* What the task asks
Wherever the word "stars" appears in the entries, copy the whole line.

------------------------------------

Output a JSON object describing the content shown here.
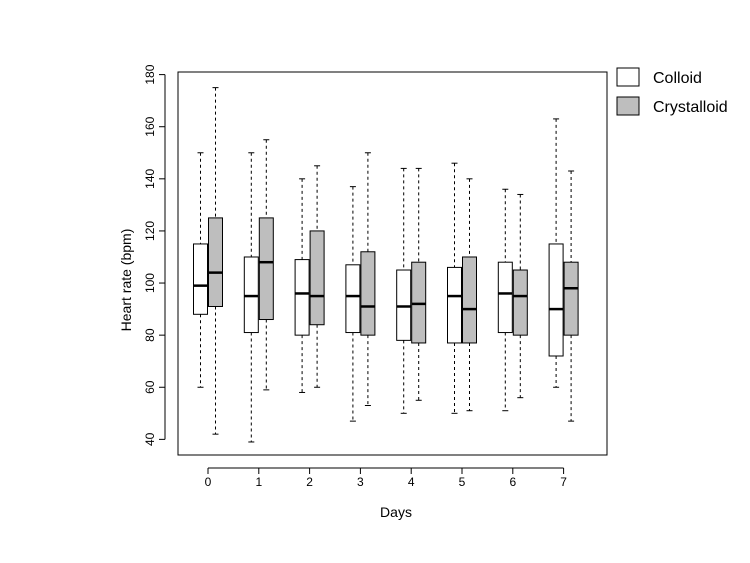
{
  "chart_data": {
    "type": "boxplot",
    "title": "",
    "xlabel": "Days",
    "ylabel": "Heart rate (bpm)",
    "ylim": [
      34,
      181
    ],
    "yticks": [
      40,
      60,
      80,
      100,
      120,
      140,
      160,
      180
    ],
    "categories": [
      "0",
      "1",
      "2",
      "3",
      "4",
      "5",
      "6",
      "7"
    ],
    "legend_position": "top-right-outside",
    "grid": false,
    "series": [
      {
        "name": "Colloid",
        "color": "#ffffff",
        "boxes": [
          {
            "min": 60,
            "q1": 88,
            "median": 99,
            "q3": 115,
            "max": 150
          },
          {
            "min": 39,
            "q1": 81,
            "median": 95,
            "q3": 110,
            "max": 150
          },
          {
            "min": 58,
            "q1": 80,
            "median": 96,
            "q3": 109,
            "max": 140
          },
          {
            "min": 47,
            "q1": 81,
            "median": 95,
            "q3": 107,
            "max": 137
          },
          {
            "min": 50,
            "q1": 78,
            "median": 91,
            "q3": 105,
            "max": 144
          },
          {
            "min": 50,
            "q1": 77,
            "median": 95,
            "q3": 106,
            "max": 146
          },
          {
            "min": 51,
            "q1": 81,
            "median": 96,
            "q3": 108,
            "max": 136
          },
          {
            "min": 60,
            "q1": 72,
            "median": 90,
            "q3": 115,
            "max": 163
          }
        ]
      },
      {
        "name": "Crystalloid",
        "color": "#bebebe",
        "boxes": [
          {
            "min": 42,
            "q1": 91,
            "median": 104,
            "q3": 125,
            "max": 175
          },
          {
            "min": 59,
            "q1": 86,
            "median": 108,
            "q3": 125,
            "max": 155
          },
          {
            "min": 60,
            "q1": 84,
            "median": 95,
            "q3": 120,
            "max": 145
          },
          {
            "min": 53,
            "q1": 80,
            "median": 91,
            "q3": 112,
            "max": 150
          },
          {
            "min": 55,
            "q1": 77,
            "median": 92,
            "q3": 108,
            "max": 144
          },
          {
            "min": 51,
            "q1": 77,
            "median": 90,
            "q3": 110,
            "max": 140
          },
          {
            "min": 56,
            "q1": 80,
            "median": 95,
            "q3": 105,
            "max": 134
          },
          {
            "min": 47,
            "q1": 80,
            "median": 98,
            "q3": 108,
            "max": 143
          }
        ]
      }
    ]
  }
}
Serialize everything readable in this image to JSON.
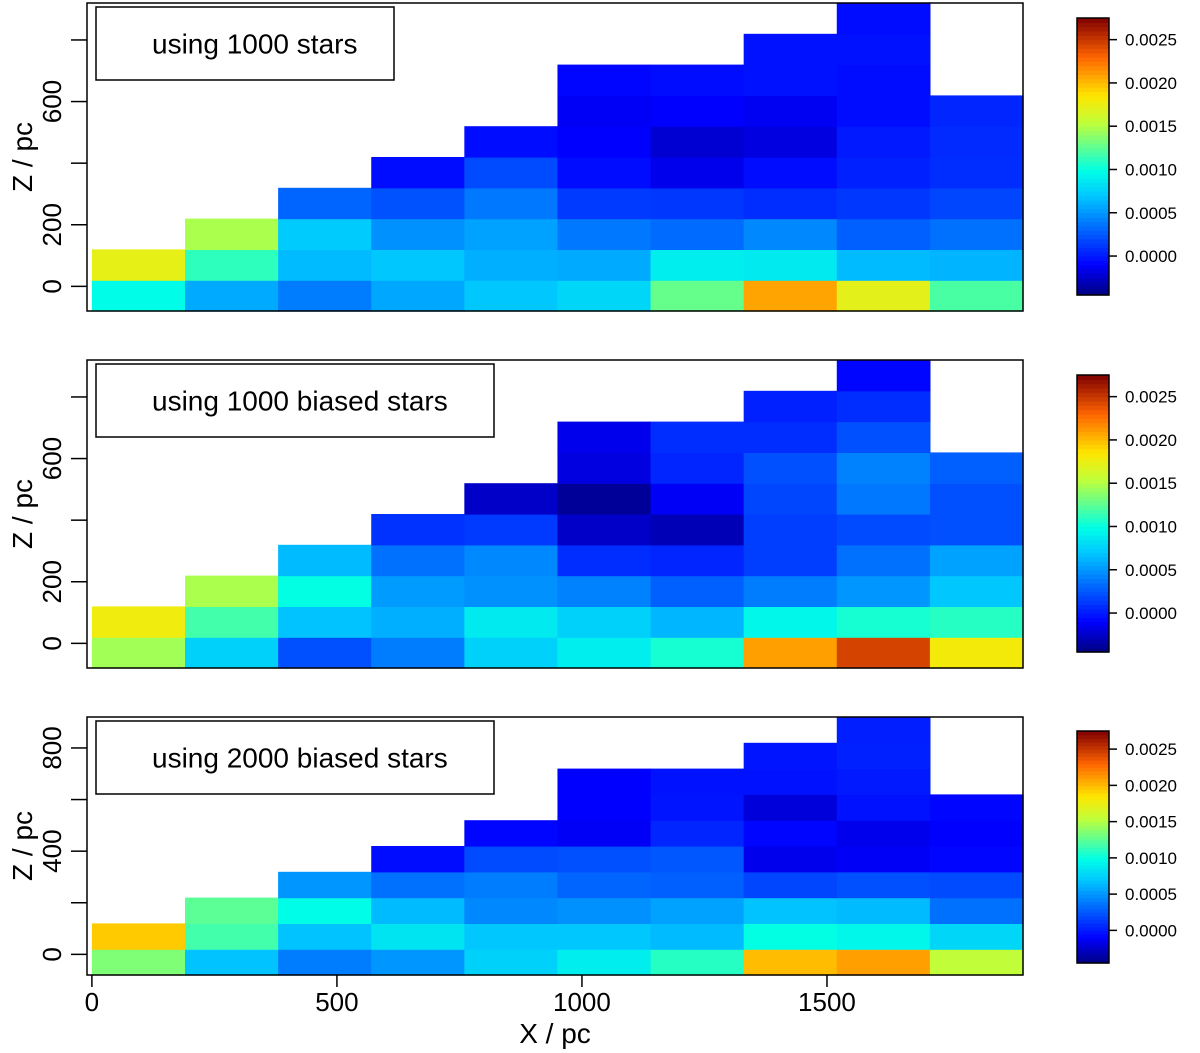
{
  "chart_data": [
    {
      "type": "heatmap",
      "annotation": "using 1000 stars",
      "ylabel": "Z / pc",
      "yticks": [
        0,
        200,
        400,
        600,
        800
      ],
      "ytick_labels": [
        "0",
        "200",
        "",
        "600",
        ""
      ],
      "x_edges": [
        0,
        190,
        380,
        570,
        760,
        950,
        1140,
        1330,
        1520,
        1710,
        1900
      ],
      "z_edges": [
        -80,
        20,
        120,
        220,
        320,
        420,
        520,
        620,
        720,
        820,
        920
      ],
      "xlim": [
        -10,
        1900
      ],
      "ylim": [
        -80,
        920
      ],
      "colorbar": {
        "range": [
          -0.00045,
          0.00275
        ],
        "ticks": [
          0.0,
          0.0005,
          0.001,
          0.0015,
          0.002,
          0.0025
        ],
        "tick_labels": [
          "0.0000",
          "0.0005",
          "0.0010",
          "0.0015",
          "0.0020",
          "0.0025"
        ]
      },
      "values": [
        [
          0.00098,
          0.00058,
          0.0004,
          0.00057,
          0.0007,
          0.00078,
          0.00128,
          0.00208,
          0.00172,
          0.0012
        ],
        [
          0.00173,
          0.00112,
          0.00065,
          0.0007,
          0.0006,
          0.00058,
          0.0009,
          0.00088,
          0.00065,
          0.00062
        ],
        [
          null,
          0.00148,
          0.00072,
          0.00048,
          0.00055,
          0.00038,
          0.00033,
          0.00045,
          0.00028,
          0.00035
        ],
        [
          null,
          null,
          0.0003,
          0.00023,
          0.00038,
          0.00013,
          0.00012,
          8e-05,
          0.00012,
          0.00018
        ],
        [
          null,
          null,
          null,
          -5e-05,
          0.0002,
          -5e-05,
          -0.00015,
          -5e-05,
          3e-05,
          8e-05
        ],
        [
          null,
          null,
          null,
          null,
          -5e-05,
          -0.0001,
          -0.00022,
          -0.00018,
          0.0,
          7e-05
        ],
        [
          null,
          null,
          null,
          null,
          null,
          -0.00012,
          -0.0001,
          -0.00013,
          -5e-05,
          5e-05
        ],
        [
          null,
          null,
          null,
          null,
          null,
          -8e-05,
          -5e-05,
          -3e-05,
          -5e-05,
          null
        ],
        [
          null,
          null,
          null,
          null,
          null,
          null,
          null,
          -3e-05,
          -3e-05,
          null
        ],
        [
          null,
          null,
          null,
          null,
          null,
          null,
          null,
          null,
          -5e-05,
          null
        ]
      ]
    },
    {
      "type": "heatmap",
      "annotation": "using 1000 biased stars",
      "ylabel": "Z / pc",
      "yticks": [
        0,
        200,
        400,
        600,
        800
      ],
      "ytick_labels": [
        "0",
        "200",
        "",
        "600",
        ""
      ],
      "x_edges": [
        0,
        190,
        380,
        570,
        760,
        950,
        1140,
        1330,
        1520,
        1710,
        1900
      ],
      "z_edges": [
        -80,
        20,
        120,
        220,
        320,
        420,
        520,
        620,
        720,
        820,
        920
      ],
      "xlim": [
        -10,
        1900
      ],
      "ylim": [
        -80,
        920
      ],
      "colorbar": {
        "range": [
          -0.00045,
          0.00275
        ],
        "ticks": [
          0.0,
          0.0005,
          0.001,
          0.0015,
          0.002,
          0.0025
        ],
        "tick_labels": [
          "0.0000",
          "0.0005",
          "0.0010",
          "0.0015",
          "0.0020",
          "0.0025"
        ]
      },
      "values": [
        [
          0.00145,
          0.00075,
          0.00022,
          0.0004,
          0.00075,
          0.0009,
          0.00105,
          0.0021,
          0.00245,
          0.0018
        ],
        [
          0.00178,
          0.00118,
          0.00068,
          0.0006,
          0.00088,
          0.00075,
          0.00063,
          0.00095,
          0.00105,
          0.0011
        ],
        [
          null,
          0.00148,
          0.001,
          0.00052,
          0.00048,
          0.00042,
          0.00028,
          0.0004,
          0.0005,
          0.0007
        ],
        [
          null,
          null,
          0.00065,
          0.00035,
          0.00045,
          8e-05,
          5e-05,
          0.00015,
          0.00035,
          0.00055
        ],
        [
          null,
          null,
          null,
          0.0001,
          0.00013,
          -0.00025,
          -0.0003,
          0.00015,
          0.0002,
          0.00022
        ],
        [
          null,
          null,
          null,
          null,
          -0.00025,
          -0.00038,
          -0.00012,
          0.00018,
          0.00038,
          0.00022
        ],
        [
          null,
          null,
          null,
          null,
          null,
          -0.00018,
          5e-05,
          0.00022,
          0.00042,
          0.00028
        ],
        [
          null,
          null,
          null,
          null,
          null,
          -0.00015,
          8e-05,
          8e-05,
          0.00022,
          null
        ],
        [
          null,
          null,
          null,
          null,
          null,
          null,
          null,
          3e-05,
          8e-05,
          null
        ],
        [
          null,
          null,
          null,
          null,
          null,
          null,
          null,
          null,
          -8e-05,
          null
        ]
      ]
    },
    {
      "type": "heatmap",
      "annotation": "using 2000 biased stars",
      "ylabel": "Z / pc",
      "xlabel": "X / pc",
      "xticks": [
        0,
        500,
        1000,
        1500
      ],
      "yticks": [
        0,
        200,
        400,
        600,
        800
      ],
      "ytick_labels": [
        "0",
        "",
        "400",
        "",
        "800"
      ],
      "x_edges": [
        0,
        190,
        380,
        570,
        760,
        950,
        1140,
        1330,
        1520,
        1710,
        1900
      ],
      "z_edges": [
        -80,
        20,
        120,
        220,
        320,
        420,
        520,
        620,
        720,
        820,
        920
      ],
      "xlim": [
        -10,
        1900
      ],
      "ylim": [
        -80,
        920
      ],
      "colorbar": {
        "range": [
          -0.00045,
          0.00275
        ],
        "ticks": [
          0.0,
          0.0005,
          0.001,
          0.0015,
          0.002,
          0.0025
        ],
        "tick_labels": [
          "0.0000",
          "0.0005",
          "0.0010",
          "0.0015",
          "0.0020",
          "0.0025"
        ]
      },
      "values": [
        [
          0.00135,
          0.00068,
          0.0004,
          0.0005,
          0.00075,
          0.0009,
          0.0011,
          0.002,
          0.0021,
          0.00155
        ],
        [
          0.00195,
          0.00118,
          0.00068,
          0.00085,
          0.0007,
          0.0007,
          0.00065,
          0.001,
          0.00095,
          0.00078
        ],
        [
          null,
          0.00125,
          0.00098,
          0.00065,
          0.00045,
          0.00048,
          0.00055,
          0.00068,
          0.00065,
          0.00035
        ],
        [
          null,
          null,
          0.0005,
          0.00035,
          0.0004,
          0.0003,
          0.00028,
          0.00018,
          0.00022,
          0.0002
        ],
        [
          null,
          null,
          null,
          -5e-05,
          0.0002,
          0.00022,
          0.00025,
          -0.00015,
          -0.00012,
          -8e-05
        ],
        [
          null,
          null,
          null,
          null,
          -8e-05,
          -0.00012,
          5e-05,
          -8e-05,
          -0.00015,
          -0.0001
        ],
        [
          null,
          null,
          null,
          null,
          null,
          -0.0001,
          -2e-05,
          -0.0002,
          -3e-05,
          -8e-05
        ],
        [
          null,
          null,
          null,
          null,
          null,
          -0.0001,
          -3e-05,
          -3e-05,
          0.0,
          null
        ],
        [
          null,
          null,
          null,
          null,
          null,
          null,
          null,
          -2e-05,
          3e-05,
          null
        ],
        [
          null,
          null,
          null,
          null,
          null,
          null,
          null,
          null,
          2e-05,
          null
        ]
      ]
    }
  ]
}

------------------------------------

* Solution to this exercise
      "annotation": "using 1000 stars",
      "annotation": "using 1000 biased stars",
      "annotation": "using 2000 biased stars",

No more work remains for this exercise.